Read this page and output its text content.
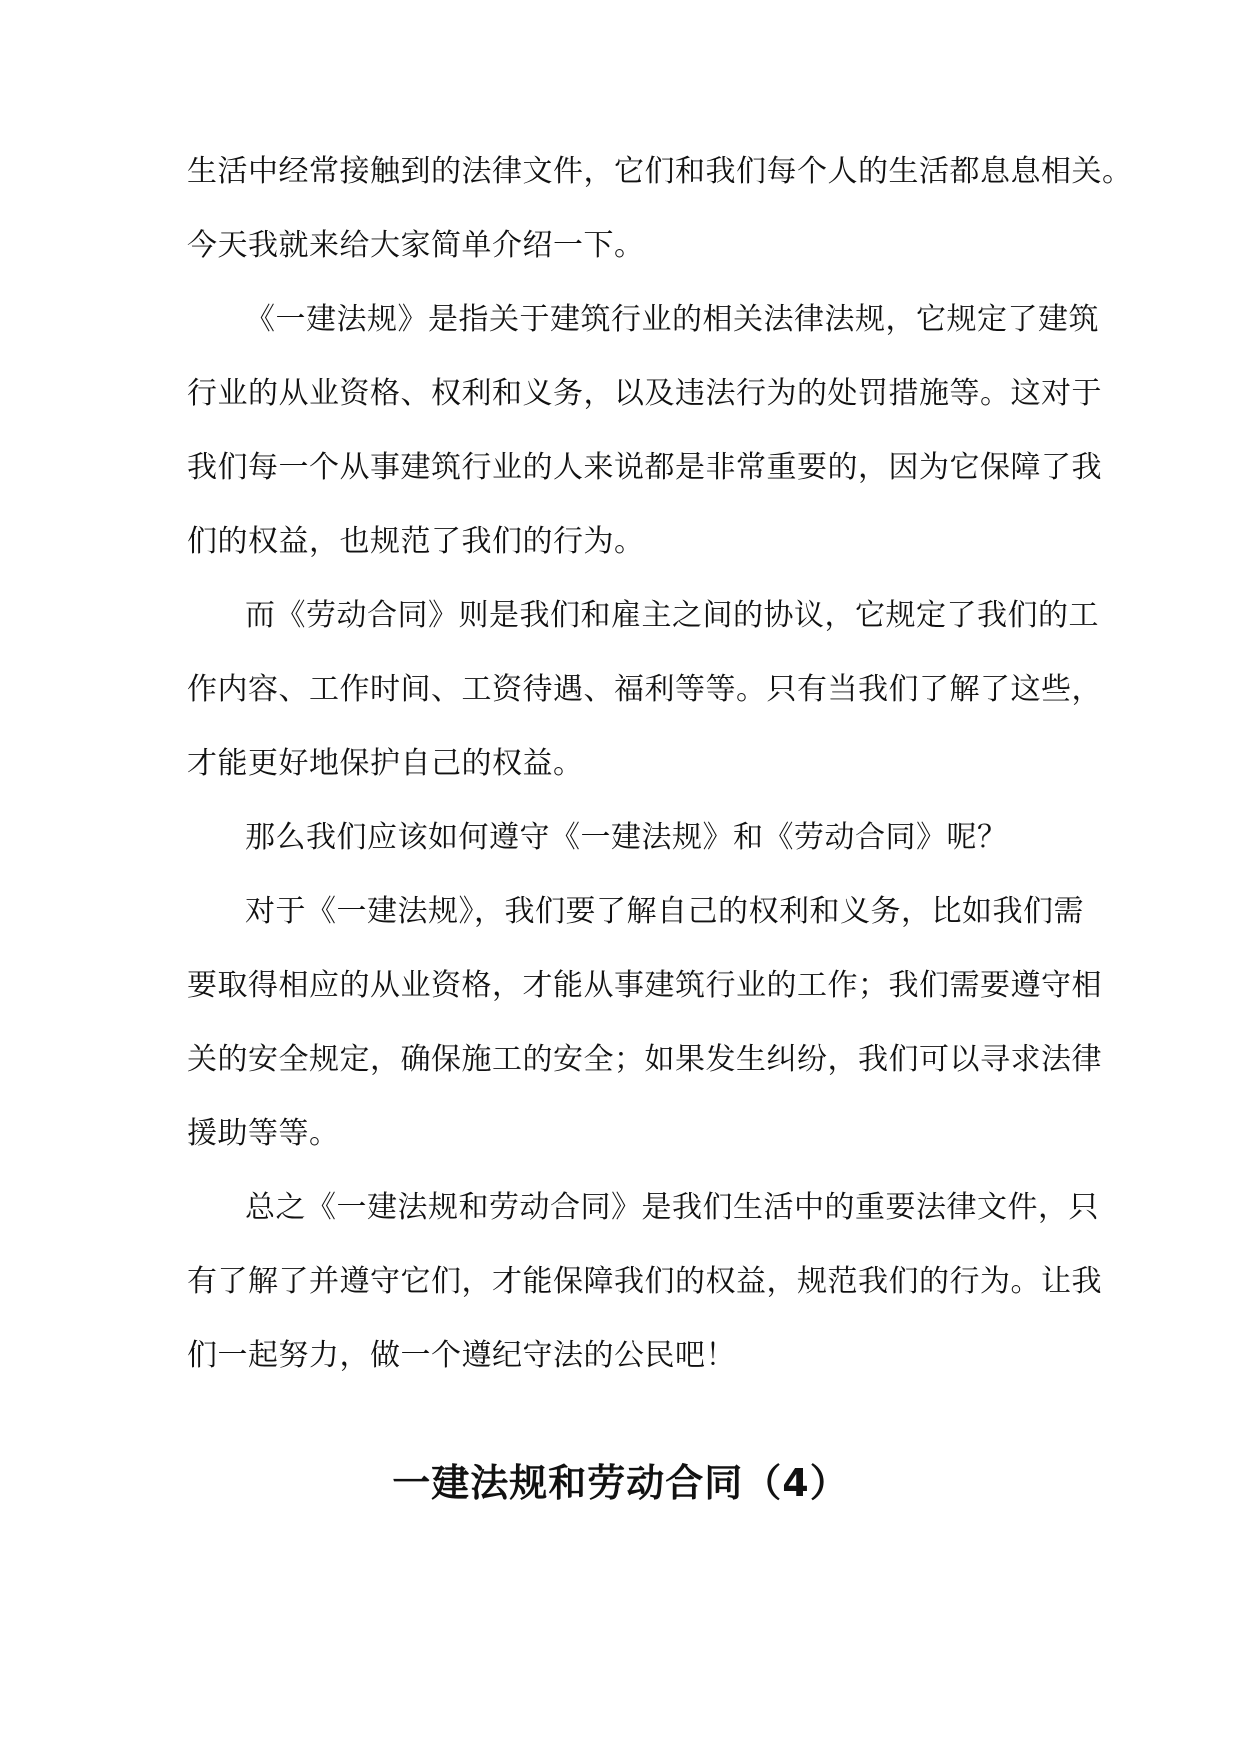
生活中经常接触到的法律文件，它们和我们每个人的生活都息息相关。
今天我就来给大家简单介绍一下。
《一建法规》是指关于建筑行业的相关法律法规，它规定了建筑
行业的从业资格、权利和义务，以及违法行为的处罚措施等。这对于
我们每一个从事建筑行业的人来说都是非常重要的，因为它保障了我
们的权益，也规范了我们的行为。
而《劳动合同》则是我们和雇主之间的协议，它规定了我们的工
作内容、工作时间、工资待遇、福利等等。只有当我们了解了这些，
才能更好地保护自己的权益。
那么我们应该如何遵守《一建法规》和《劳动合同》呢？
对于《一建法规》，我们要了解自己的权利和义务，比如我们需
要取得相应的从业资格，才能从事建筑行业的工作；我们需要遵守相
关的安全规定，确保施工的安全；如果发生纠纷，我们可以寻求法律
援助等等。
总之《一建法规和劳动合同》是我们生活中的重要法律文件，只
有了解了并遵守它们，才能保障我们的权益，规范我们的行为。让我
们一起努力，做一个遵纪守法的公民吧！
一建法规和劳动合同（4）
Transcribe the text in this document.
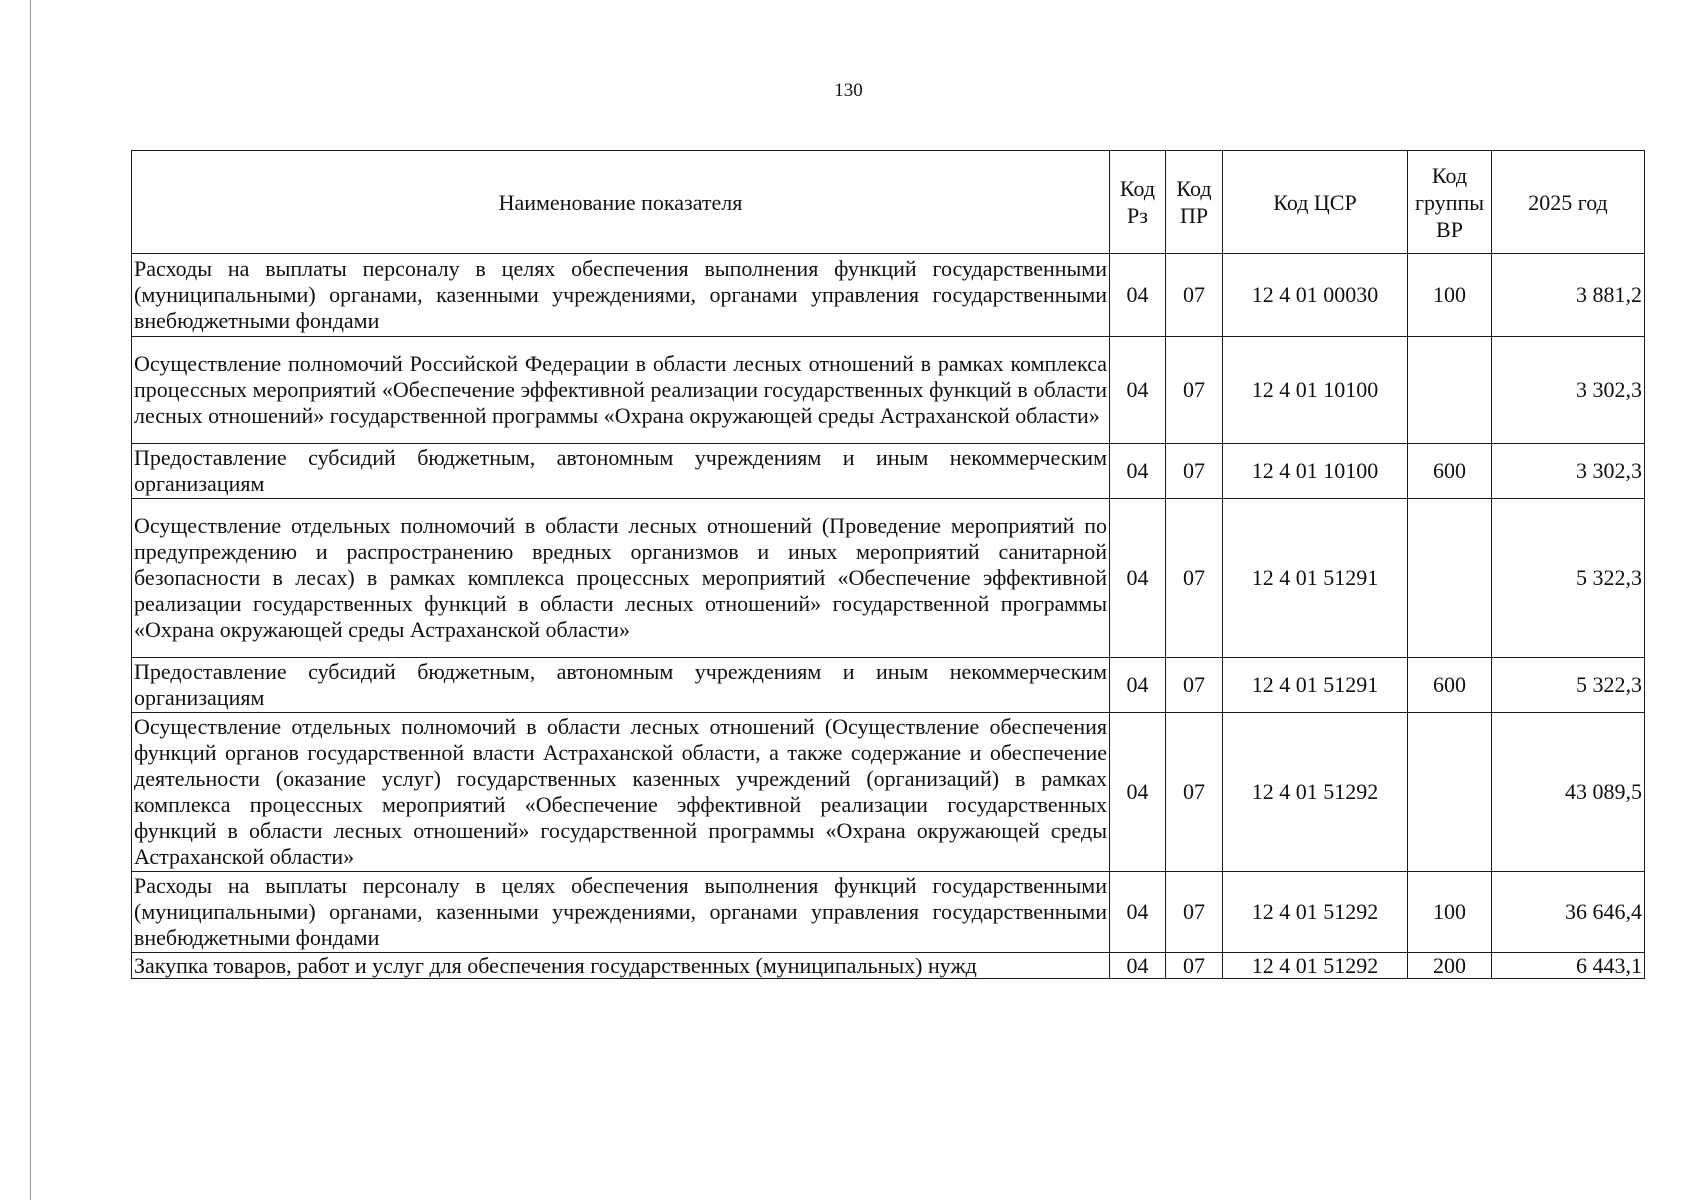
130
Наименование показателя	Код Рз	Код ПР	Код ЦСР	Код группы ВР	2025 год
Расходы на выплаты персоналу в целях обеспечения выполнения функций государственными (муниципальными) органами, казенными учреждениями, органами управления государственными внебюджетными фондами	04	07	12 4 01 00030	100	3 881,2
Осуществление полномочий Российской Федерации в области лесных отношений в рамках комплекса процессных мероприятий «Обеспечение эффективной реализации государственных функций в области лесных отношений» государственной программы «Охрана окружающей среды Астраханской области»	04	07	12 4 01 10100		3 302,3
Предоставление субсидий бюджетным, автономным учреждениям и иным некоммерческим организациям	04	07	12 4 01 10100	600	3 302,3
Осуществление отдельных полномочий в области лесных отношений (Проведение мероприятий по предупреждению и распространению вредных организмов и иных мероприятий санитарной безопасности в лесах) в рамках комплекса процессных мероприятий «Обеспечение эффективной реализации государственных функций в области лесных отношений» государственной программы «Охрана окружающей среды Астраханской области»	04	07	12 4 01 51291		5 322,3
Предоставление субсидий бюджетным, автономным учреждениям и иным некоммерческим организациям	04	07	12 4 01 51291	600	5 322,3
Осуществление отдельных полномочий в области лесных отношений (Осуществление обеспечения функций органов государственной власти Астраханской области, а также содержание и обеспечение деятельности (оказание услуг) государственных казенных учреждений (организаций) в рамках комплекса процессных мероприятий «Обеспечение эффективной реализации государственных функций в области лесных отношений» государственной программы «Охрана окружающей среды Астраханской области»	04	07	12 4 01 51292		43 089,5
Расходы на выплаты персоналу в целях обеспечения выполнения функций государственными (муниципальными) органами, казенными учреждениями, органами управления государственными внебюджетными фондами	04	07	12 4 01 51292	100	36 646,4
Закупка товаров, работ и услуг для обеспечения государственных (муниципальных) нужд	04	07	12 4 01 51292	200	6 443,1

============================================================

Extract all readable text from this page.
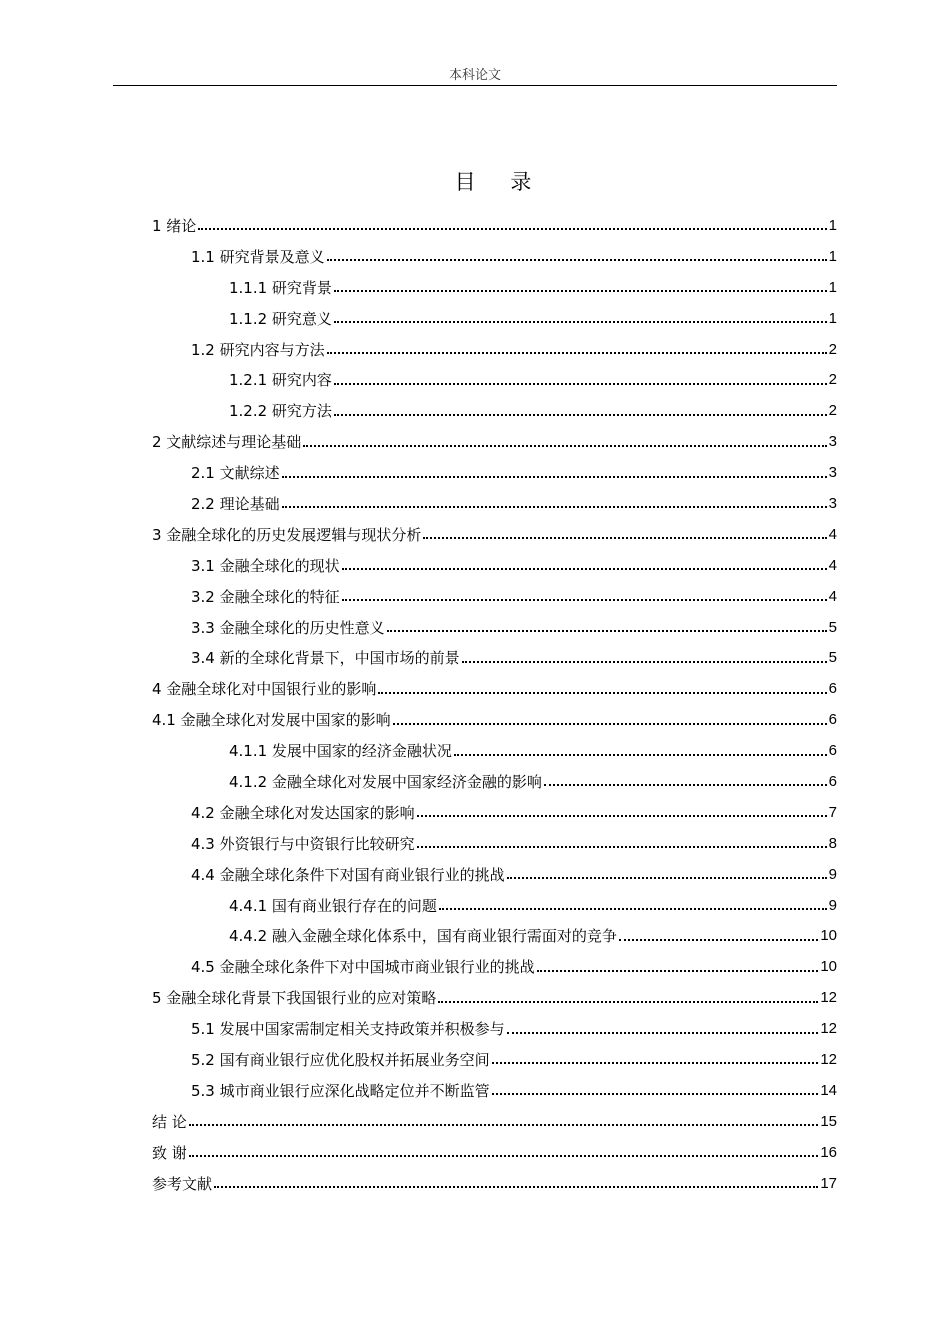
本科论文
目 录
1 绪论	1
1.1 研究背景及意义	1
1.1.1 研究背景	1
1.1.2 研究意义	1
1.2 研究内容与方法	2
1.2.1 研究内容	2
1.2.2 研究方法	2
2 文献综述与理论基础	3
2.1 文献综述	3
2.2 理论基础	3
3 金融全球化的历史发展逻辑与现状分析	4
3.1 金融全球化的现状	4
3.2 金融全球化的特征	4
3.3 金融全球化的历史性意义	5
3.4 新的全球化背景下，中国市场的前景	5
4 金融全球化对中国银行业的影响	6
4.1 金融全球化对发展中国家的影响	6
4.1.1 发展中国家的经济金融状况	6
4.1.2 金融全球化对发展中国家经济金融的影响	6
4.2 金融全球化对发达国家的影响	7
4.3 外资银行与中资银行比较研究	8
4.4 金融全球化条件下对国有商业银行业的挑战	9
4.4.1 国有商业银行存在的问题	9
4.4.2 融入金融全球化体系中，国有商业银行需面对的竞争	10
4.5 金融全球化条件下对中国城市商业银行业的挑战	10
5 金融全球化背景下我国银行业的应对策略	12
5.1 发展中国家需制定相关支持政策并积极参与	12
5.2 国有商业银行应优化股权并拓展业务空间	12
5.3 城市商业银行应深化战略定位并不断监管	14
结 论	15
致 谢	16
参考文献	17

============================================================

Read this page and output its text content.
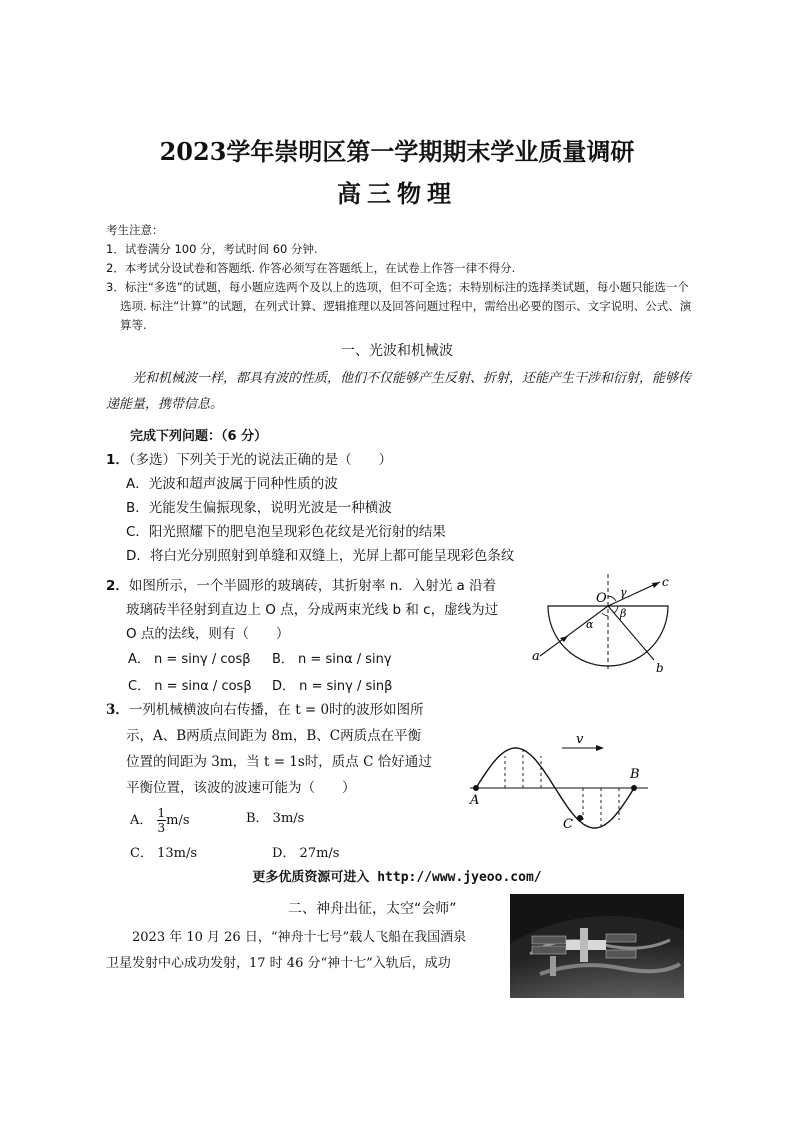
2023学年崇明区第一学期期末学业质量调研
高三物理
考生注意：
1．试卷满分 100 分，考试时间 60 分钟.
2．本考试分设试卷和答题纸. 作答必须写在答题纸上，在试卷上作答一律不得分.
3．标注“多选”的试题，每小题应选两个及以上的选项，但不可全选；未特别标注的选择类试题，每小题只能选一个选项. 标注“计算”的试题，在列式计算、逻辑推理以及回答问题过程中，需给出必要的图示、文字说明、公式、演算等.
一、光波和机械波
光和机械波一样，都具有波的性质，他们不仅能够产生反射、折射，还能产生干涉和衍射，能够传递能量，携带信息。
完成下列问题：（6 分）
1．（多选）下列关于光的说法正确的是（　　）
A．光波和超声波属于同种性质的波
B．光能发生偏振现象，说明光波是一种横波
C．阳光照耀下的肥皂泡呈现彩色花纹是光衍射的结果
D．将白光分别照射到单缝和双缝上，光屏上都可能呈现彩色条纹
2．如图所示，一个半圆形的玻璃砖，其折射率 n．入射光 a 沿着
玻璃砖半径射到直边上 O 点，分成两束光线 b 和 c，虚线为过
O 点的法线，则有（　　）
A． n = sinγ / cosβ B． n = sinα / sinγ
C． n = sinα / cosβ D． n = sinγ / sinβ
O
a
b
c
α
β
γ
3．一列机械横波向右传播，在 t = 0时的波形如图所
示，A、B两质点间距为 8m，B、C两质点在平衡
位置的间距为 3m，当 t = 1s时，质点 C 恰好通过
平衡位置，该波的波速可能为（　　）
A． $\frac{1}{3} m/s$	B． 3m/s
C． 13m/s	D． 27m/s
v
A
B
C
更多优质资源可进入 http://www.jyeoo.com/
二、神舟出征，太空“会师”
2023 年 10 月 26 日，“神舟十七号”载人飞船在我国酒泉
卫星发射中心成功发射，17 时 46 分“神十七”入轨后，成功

============================================================

* _WRITTEN INSTRUCTION_: Find how many lines include the string "一建法规和劳动合同" and report that number alone.

* _FULL SOLUTION_: 2